▶ **Goal of the exercise**: Edit the records so that every "data-label" becomes "value-label", with nothing else changed, and leave the pictures out.

▶ **Records for the exercise**:
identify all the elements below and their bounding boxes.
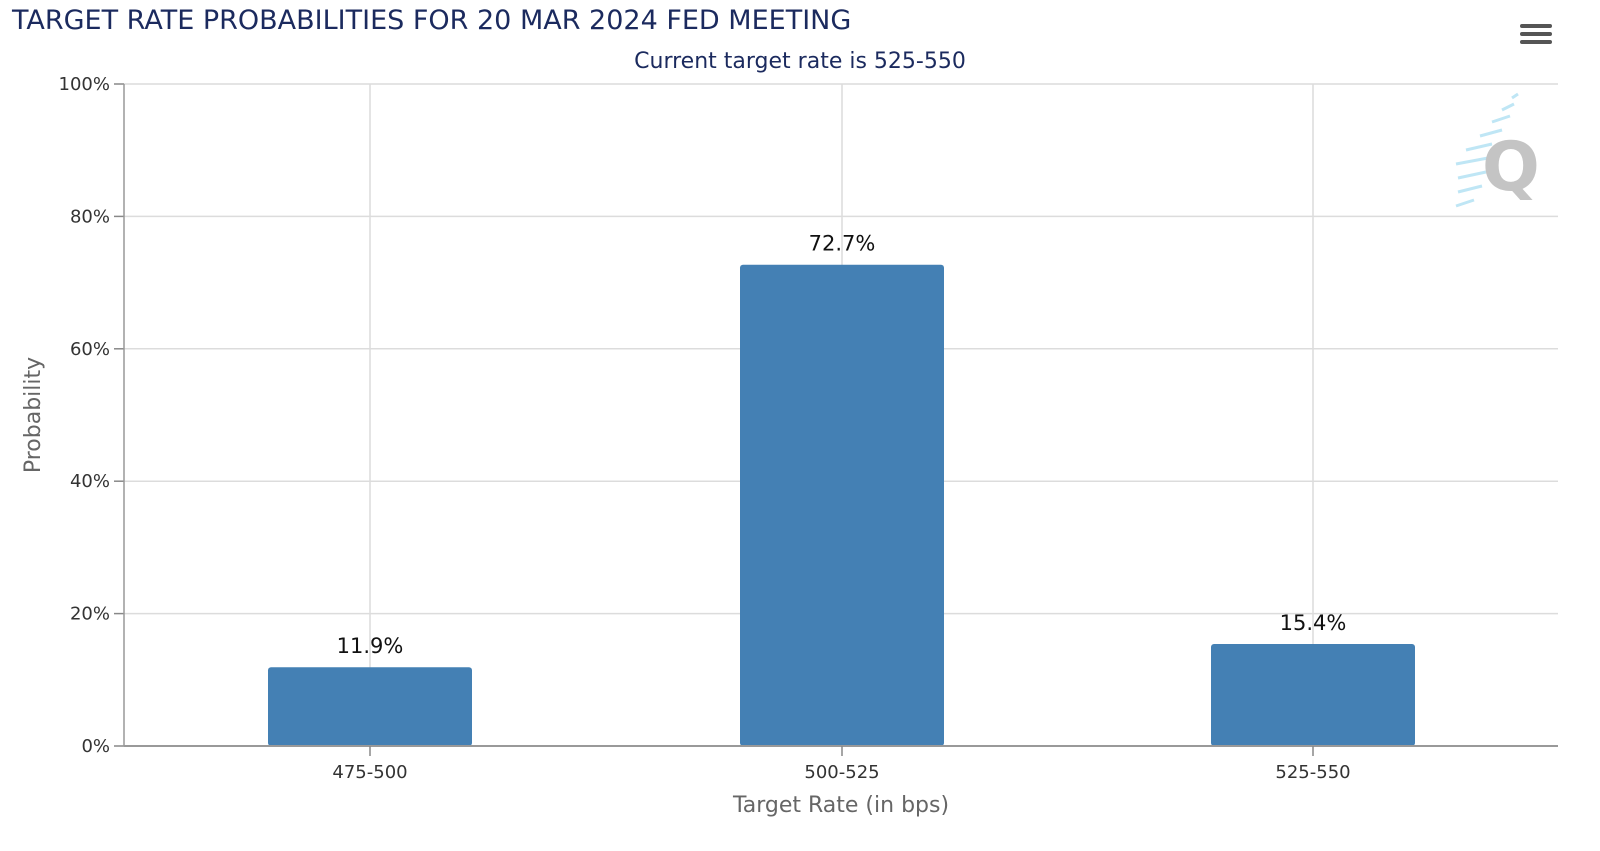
x-axis-title: Target Rate (in bps) (732, 793, 949, 818)
x-tick-label: 475-500 (332, 762, 407, 783)
bars (268, 264, 1415, 746)
bar-525-550[interactable] (1211, 644, 1415, 746)
x-tick-label: 525-550 (1275, 762, 1350, 783)
y-tick-label: 80% (70, 206, 110, 227)
chart-title: TARGET RATE PROBABILITIES FOR 20 MAR 202… (12, 5, 852, 36)
x-tick-label: 500-525 (804, 762, 879, 783)
y-axis-title: Probability (21, 357, 46, 473)
axes (114, 83, 1558, 756)
data-label: 72.7% (809, 232, 876, 256)
bar-475-500[interactable] (268, 667, 472, 746)
chart-subtitle: Current target rate is 525-550 (634, 49, 966, 74)
y-tick-label: 0% (81, 736, 110, 757)
hamburger-menu-icon[interactable] (1520, 24, 1552, 48)
y-tick-label: 40% (70, 471, 110, 492)
data-label: 15.4% (1280, 611, 1347, 635)
labels: 0% 20% 40% 60% 80% 100% 11.9% 475-500 72.7% 500-5… (59, 74, 1351, 783)
bar-500-525[interactable] (740, 264, 944, 746)
y-tick-label: 100% (59, 74, 110, 95)
data-label: 11.9% (337, 634, 404, 658)
y-tick-label: 20% (70, 604, 110, 625)
quikstrike-q-logo: Q (1455, 92, 1540, 208)
y-tick-label: 60% (70, 339, 110, 360)
svg-text:Q: Q (1482, 128, 1540, 207)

▶ **Worked solution**:
identify all the elements below and their bounding boxes.
x-axis-title: Target Rate (in bps) (732, 793, 949, 818)
x-tick-label: 475-500 (332, 762, 407, 783)
bars (268, 264, 1415, 746)
bar-525-550[interactable] (1211, 644, 1415, 746)
x-tick-label: 525-550 (1275, 762, 1350, 783)
y-tick-label: 80% (70, 206, 110, 227)
chart-title: TARGET RATE PROBABILITIES FOR 20 MAR 202… (12, 5, 852, 36)
x-tick-label: 500-525 (804, 762, 879, 783)
y-axis-title: Probability (21, 357, 46, 473)
axes (114, 83, 1558, 756)
value-label: 72.7% (809, 232, 876, 256)
bar-475-500[interactable] (268, 667, 472, 746)
chart-subtitle: Current target rate is 525-550 (634, 49, 966, 74)
y-tick-label: 0% (81, 736, 110, 757)
hamburger-menu-icon[interactable] (1520, 24, 1552, 48)
y-tick-label: 40% (70, 471, 110, 492)
value-label: 15.4% (1280, 611, 1347, 635)
labels: 0% 20% 40% 60% 80% 100% 11.9% 475-500 72.7% 500-5… (59, 74, 1351, 783)
bar-500-525[interactable] (740, 264, 944, 746)
y-tick-label: 100% (59, 74, 110, 95)
value-label: 11.9% (337, 634, 404, 658)
y-tick-label: 20% (70, 604, 110, 625)
quikstrike-q-logo: Q (1455, 92, 1540, 208)
y-tick-label: 60% (70, 339, 110, 360)
svg-text:Q: Q (1482, 128, 1540, 207)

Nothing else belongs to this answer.